### To do
Reproduce the following lines verbatim, beginning at the line that contains "491, 495, 515]" and stopping after the line that contains "- total-value-col-4: 10,00000: [851, 275, 934, 300]".

### Provided records

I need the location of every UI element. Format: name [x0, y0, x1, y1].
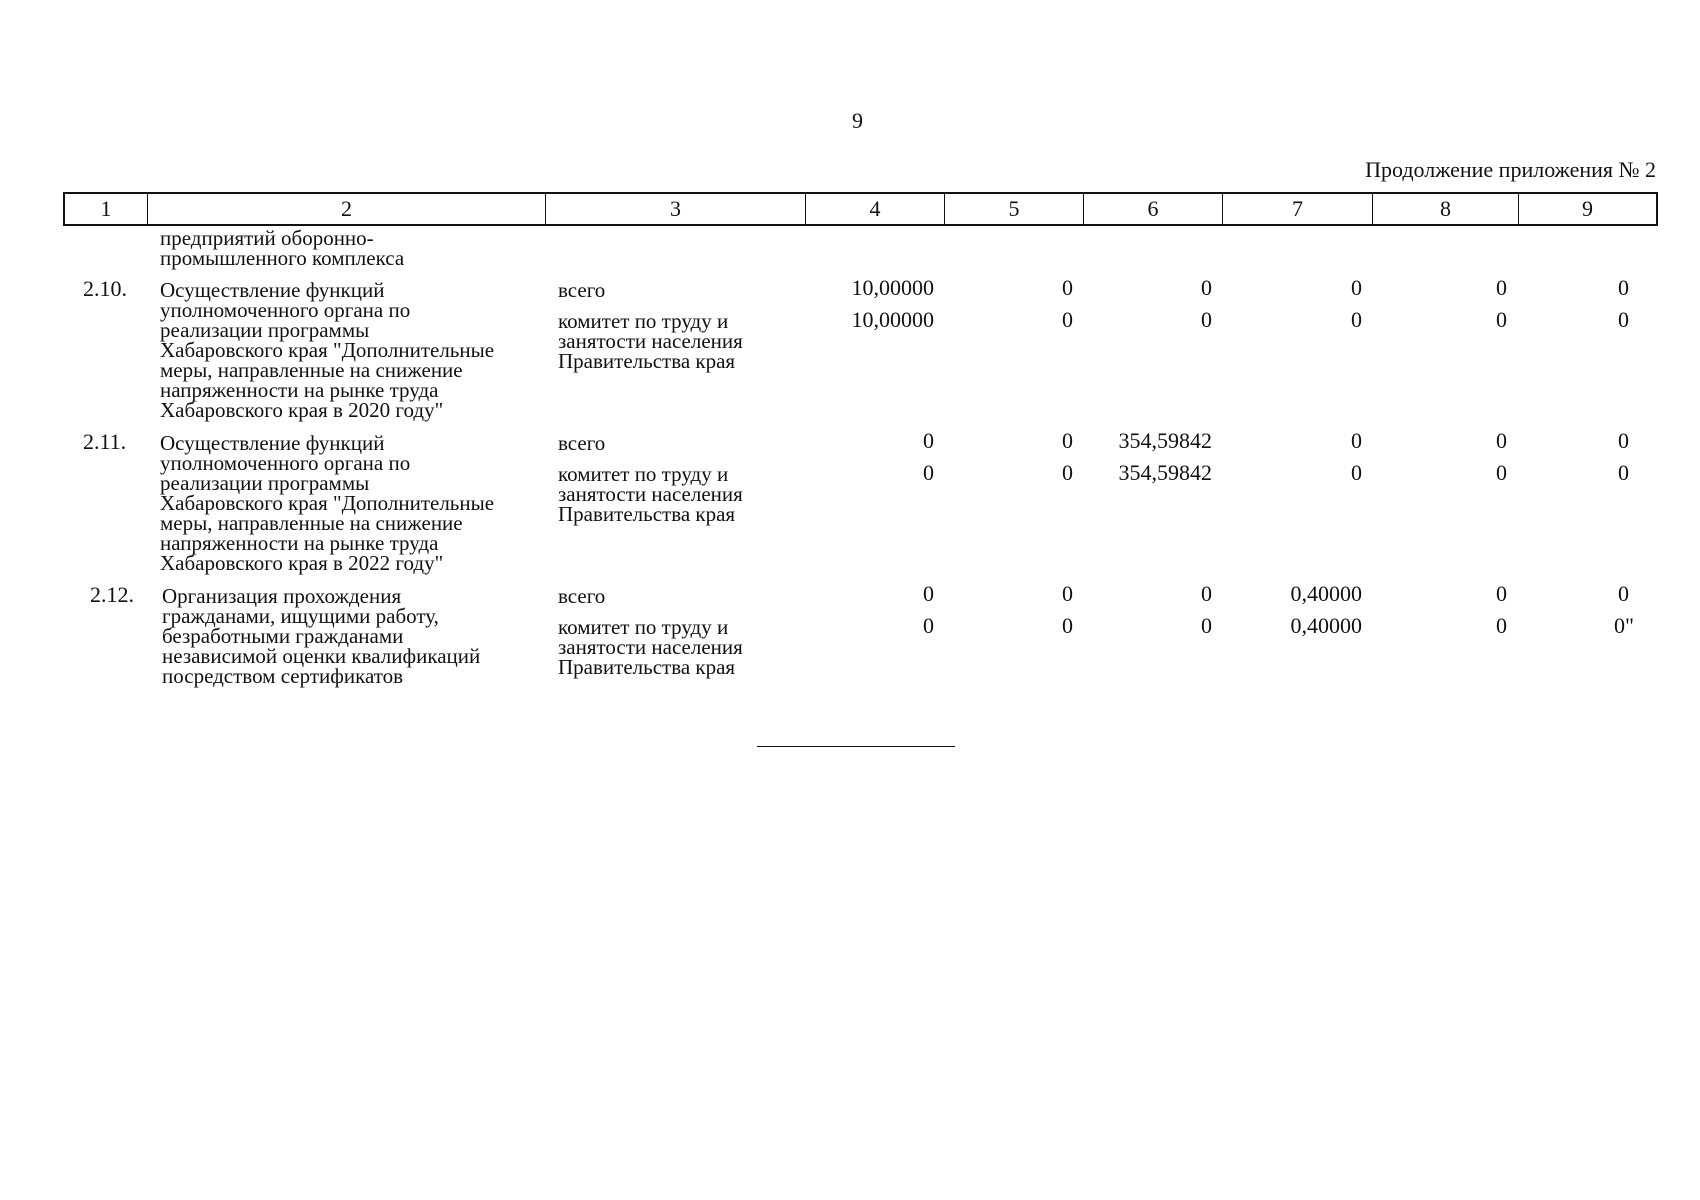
- row-description-line: Хабаровского края "Дополнительные: [160, 491, 495, 515]
- executor-label-line: комитет по труду и: [558, 615, 729, 639]
- row-description-line: Организация прохождения: [162, 584, 402, 608]
- row-description-line: уполномоченного органа по: [160, 298, 411, 322]
- total-value-col-4: 10,00000: [851, 275, 934, 300]
- total-value-col-7: 0: [1351, 428, 1362, 453]
- executor-label-line: Правительства края: [558, 349, 736, 373]
- row-description-line: реализации программы: [160, 318, 370, 342]
- row-description-line: Хабаровского края "Дополнительные: [160, 338, 495, 362]
- total-value-col-8: 0: [1496, 581, 1507, 606]
- total-value-col-8: 0: [1496, 275, 1507, 300]
- header-col-8: 8: [1373, 194, 1519, 224]
- row-description-line: Осуществление функций: [160, 278, 385, 302]
- header-col-4: 4: [806, 194, 945, 224]
- total-value-col-4: 0: [923, 428, 934, 453]
- executor-value-col-6: 0: [1201, 307, 1212, 332]
- page-number: 9: [852, 108, 863, 133]
- executor-label-line: комитет по труду и: [558, 462, 729, 486]
- executor-value-col-9: 0: [1618, 307, 1629, 332]
- executor-value-col-7: 0: [1351, 460, 1362, 485]
- row-description-line: реализации программы: [160, 471, 370, 495]
- header-col-1: 1: [65, 194, 148, 224]
- row-description-line: уполномоченного органа по: [160, 451, 411, 475]
- total-value-col-6: 0: [1201, 275, 1212, 300]
- row-description-line: меры, направленные на снижение: [160, 511, 463, 535]
- header-col-2: 2: [148, 194, 546, 224]
- row-number: 2.12.: [90, 582, 134, 607]
- row-description-line: независимой оценки квалификаций: [162, 644, 481, 668]
- executor-value-col-4: 0: [923, 460, 934, 485]
- executor-value-col-4: 0: [923, 613, 934, 638]
- header-col-3: 3: [546, 194, 806, 224]
- executor-value-col-5: 0: [1062, 613, 1073, 638]
- executor-label-line: занятости населения: [558, 329, 743, 353]
- total-value-col-5: 0: [1062, 581, 1073, 606]
- executor-value-col-4: 10,00000: [851, 307, 934, 332]
- executor-value-col-5: 0: [1062, 460, 1073, 485]
- header-col-6: 6: [1084, 194, 1223, 224]
- continued-text-line: предприятий оборонно-: [160, 226, 374, 250]
- executor-value-col-9: 0": [1614, 613, 1634, 638]
- executor-label-line: Правительства края: [558, 502, 736, 526]
- executor-label-line: Правительства края: [558, 655, 736, 679]
- header-col-9: 9: [1582, 196, 1593, 221]
- row-description-line: Хабаровского края в 2020 году": [160, 398, 444, 422]
- appendix-continuation-note: Продолжение приложения № 2: [1365, 157, 1656, 182]
- executor-value-col-5: 0: [1062, 307, 1073, 332]
- total-value-col-5: 0: [1062, 275, 1073, 300]
- executor-label-line: занятости населения: [558, 482, 743, 506]
- row-description-line: гражданами, ищущими работу,: [162, 604, 439, 628]
- total-value-col-9: 0: [1618, 428, 1629, 453]
- executor-value-col-8: 0: [1496, 460, 1507, 485]
- header-col-5: 5: [945, 194, 1084, 224]
- row-number: 2.11.: [83, 429, 127, 454]
- executor-value-col-8: 0: [1496, 307, 1507, 332]
- executor-value-col-7: 0,40000: [1290, 613, 1362, 638]
- total-value-col-4: 0: [923, 581, 934, 606]
- executor-value-col-9: 0: [1618, 460, 1629, 485]
- executor-value-col-6: 0: [1201, 613, 1212, 638]
- total-label: всего: [558, 584, 606, 608]
- row-description-line: меры, направленные на снижение: [160, 358, 463, 382]
- total-value-col-7: 0,40000: [1290, 581, 1362, 606]
- executor-value-col-7: 0: [1351, 307, 1362, 332]
- total-label: всего: [558, 278, 606, 302]
- continued-text-line: промышленного комплекса: [160, 246, 405, 270]
- total-value-col-7: 0: [1351, 275, 1362, 300]
- total-value-col-6: 354,59842: [1118, 428, 1212, 453]
- total-value-col-5: 0: [1062, 428, 1073, 453]
- total-value-col-9: 0: [1618, 581, 1629, 606]
- total-value-col-8: 0: [1496, 428, 1507, 453]
- executor-label-line: комитет по труду и: [558, 309, 729, 333]
- row-description-line: безработными гражданами: [162, 624, 404, 648]
- row-description-line: посредством сертификатов: [162, 664, 404, 688]
- row-description-line: Осуществление функций: [160, 431, 385, 455]
- row-description-line: напряженности на рынке труда: [160, 531, 439, 555]
- row-description-line: Хабаровского края в 2022 году": [160, 551, 444, 575]
- row-description-line: напряженности на рынке труда: [160, 378, 439, 402]
- row-number: 2.10.: [83, 276, 127, 301]
- executor-value-col-8: 0: [1496, 613, 1507, 638]
- total-value-col-6: 0: [1201, 581, 1212, 606]
- end-of-document-rule: [757, 746, 955, 747]
- executor-value-col-6: 354,59842: [1118, 460, 1212, 485]
- header-col-7: 7: [1223, 194, 1373, 224]
- total-value-col-9: 0: [1618, 275, 1629, 300]
- table-header-row: [63, 192, 1658, 226]
- executor-label-line: занятости населения: [558, 635, 743, 659]
- total-label: всего: [558, 431, 606, 455]
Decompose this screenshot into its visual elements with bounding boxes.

### Right answer
- row-description-line: Хабаровского края "Дополнительные: [160, 491, 495, 515]
- executor-label-line: комитет по труду и: [558, 615, 729, 639]
- row-description-line: Организация прохождения: [162, 584, 402, 608]
- row-description-line: уполномоченного органа по: [160, 298, 411, 322]
- total-value-col-4: 10,00000: [851, 275, 934, 300]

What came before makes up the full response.